(TASK GOAL):
All entries should be output exactly as they stand.

(DATA IN THIS EXERCISE):
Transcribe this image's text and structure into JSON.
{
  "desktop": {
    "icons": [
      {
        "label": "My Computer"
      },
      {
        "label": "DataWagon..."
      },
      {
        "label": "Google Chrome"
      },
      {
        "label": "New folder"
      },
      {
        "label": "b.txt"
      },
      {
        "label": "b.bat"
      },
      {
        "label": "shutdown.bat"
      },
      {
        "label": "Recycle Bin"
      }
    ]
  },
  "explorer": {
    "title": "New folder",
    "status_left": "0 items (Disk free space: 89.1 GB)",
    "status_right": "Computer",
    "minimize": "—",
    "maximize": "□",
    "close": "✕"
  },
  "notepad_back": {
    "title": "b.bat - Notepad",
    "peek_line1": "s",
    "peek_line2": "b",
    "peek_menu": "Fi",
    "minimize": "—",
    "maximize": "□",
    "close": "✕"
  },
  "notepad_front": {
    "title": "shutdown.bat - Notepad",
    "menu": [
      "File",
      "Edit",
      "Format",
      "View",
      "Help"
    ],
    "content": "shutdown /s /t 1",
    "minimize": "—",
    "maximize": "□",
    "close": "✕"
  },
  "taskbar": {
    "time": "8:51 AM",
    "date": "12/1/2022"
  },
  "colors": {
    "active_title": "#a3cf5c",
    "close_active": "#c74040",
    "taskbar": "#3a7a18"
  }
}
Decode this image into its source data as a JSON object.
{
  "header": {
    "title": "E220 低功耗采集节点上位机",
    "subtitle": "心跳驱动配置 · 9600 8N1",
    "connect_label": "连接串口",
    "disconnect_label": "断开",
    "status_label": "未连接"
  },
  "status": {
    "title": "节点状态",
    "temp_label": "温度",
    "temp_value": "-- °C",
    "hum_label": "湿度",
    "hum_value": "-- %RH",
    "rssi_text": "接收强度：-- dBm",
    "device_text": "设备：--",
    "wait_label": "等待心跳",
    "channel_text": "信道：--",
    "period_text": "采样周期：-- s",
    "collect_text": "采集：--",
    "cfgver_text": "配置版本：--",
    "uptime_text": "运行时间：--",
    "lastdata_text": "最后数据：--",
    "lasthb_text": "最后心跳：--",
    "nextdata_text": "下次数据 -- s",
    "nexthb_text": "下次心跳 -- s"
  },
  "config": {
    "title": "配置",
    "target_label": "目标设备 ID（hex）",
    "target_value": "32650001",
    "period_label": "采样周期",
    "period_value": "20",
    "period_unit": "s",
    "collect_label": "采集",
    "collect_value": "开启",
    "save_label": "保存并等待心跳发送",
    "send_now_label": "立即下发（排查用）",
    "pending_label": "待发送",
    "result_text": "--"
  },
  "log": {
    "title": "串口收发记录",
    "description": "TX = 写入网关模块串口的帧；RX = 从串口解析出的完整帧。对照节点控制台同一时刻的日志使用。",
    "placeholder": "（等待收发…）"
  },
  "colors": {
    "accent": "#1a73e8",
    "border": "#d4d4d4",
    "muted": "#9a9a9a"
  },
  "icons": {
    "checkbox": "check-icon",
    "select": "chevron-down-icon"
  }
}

(THE RESPONSE):
Transcribe this image's text and structure into JSON.
{
  "desktop": {
    "icons": [
      {
        "label": "My Computer"
      },
      {
        "label": "DataWagon..."
      },
      {
        "label": "Google Chrome"
      },
      {
        "label": "New folder"
      },
      {
        "label": "b.txt"
      },
      {
        "label": "b.bat"
      },
      {
        "label": "shutdown.bat"
      },
      {
        "label": "Recycle Bin"
      }
    ]
  },
  "explorer": {
    "title": "New folder",
    "status_left": "0 items (Disk free space: 89.1 GB)",
    "status_right": "Computer",
    "minimize": "—",
    "maximize": "□",
    "close": "✕"
  },
  "notepad_back": {
    "title": "b.bat - Notepad",
    "peek_line1": "s",
    "peek_line2": "b",
    "peek_menu": "Fi",
    "minimize": "—",
    "maximize": "□",
    "close": "✕"
  },
  "notepad_front": {
    "title": "shutdown.bat - Notepad",
    "menu": [
      "File",
      "Edit",
      "Format",
      "View",
      "Help"
    ],
    "content": "shutdown /s /t 1",
    "minimize": "—",
    "maximize": "□",
    "close": "✕"
  },
  "taskbar": {
    "time": "8:51 AM",
    "date": "12/1/2022"
  },
  "colors": {
    "active_title": "#a3cf5c",
    "close_active": "#c74040",
    "taskbar": "#3a7a18"
  }
}
Decode this image into its source data as a JSON object.
{
  "header": {
    "title": "E220 低功耗采集节点上位机",
    "subtitle": "心跳驱动配置 · 9600 8N1",
    "connect_label": "连接串口",
    "disconnect_label": "断开",
    "status_label": "未连接"
  },
  "status": {
    "title": "节点状态",
    "temp_label": "温度",
    "temp_value": "-- °C",
    "hum_label": "湿度",
    "hum_value": "-- %RH",
    "rssi_text": "接收强度：-- dBm",
    "device_text": "设备：--",
    "wait_label": "等待心跳",
    "channel_text": "信道：--",
    "period_text": "采样周期：-- s",
    "collect_text": "采集：--",
    "cfgver_text": "配置版本：--",
    "uptime_text": "运行时间：--",
    "lastdata_text": "最后数据：--",
    "lasthb_text": "最后心跳：--",
    "nextdata_text": "下次数据 -- s",
    "nexthb_text": "下次心跳 -- s"
  },
  "config": {
    "title": "配置",
    "target_label": "目标设备 ID（hex）",
    "target_value": "32650001",
    "period_label": "采样周期",
    "period_value": "20",
    "period_unit": "s",
    "collect_label": "采集",
    "collect_value": "开启",
    "save_label": "保存并等待心跳发送",
    "send_now_label": "立即下发（排查用）",
    "pending_label": "待发送",
    "result_text": "--"
  },
  "log": {
    "title": "串口收发记录",
    "description": "TX = 写入网关模块串口的帧；RX = 从串口解析出的完整帧。对照节点控制台同一时刻的日志使用。",
    "placeholder": "（等待收发…）"
  },
  "colors": {
    "accent": "#1a73e8",
    "border": "#d4d4d4",
    "muted": "#9a9a9a"
  },
  "icons": {
    "checkbox": "check-icon",
    "select": "chevron-down-icon"
  }
}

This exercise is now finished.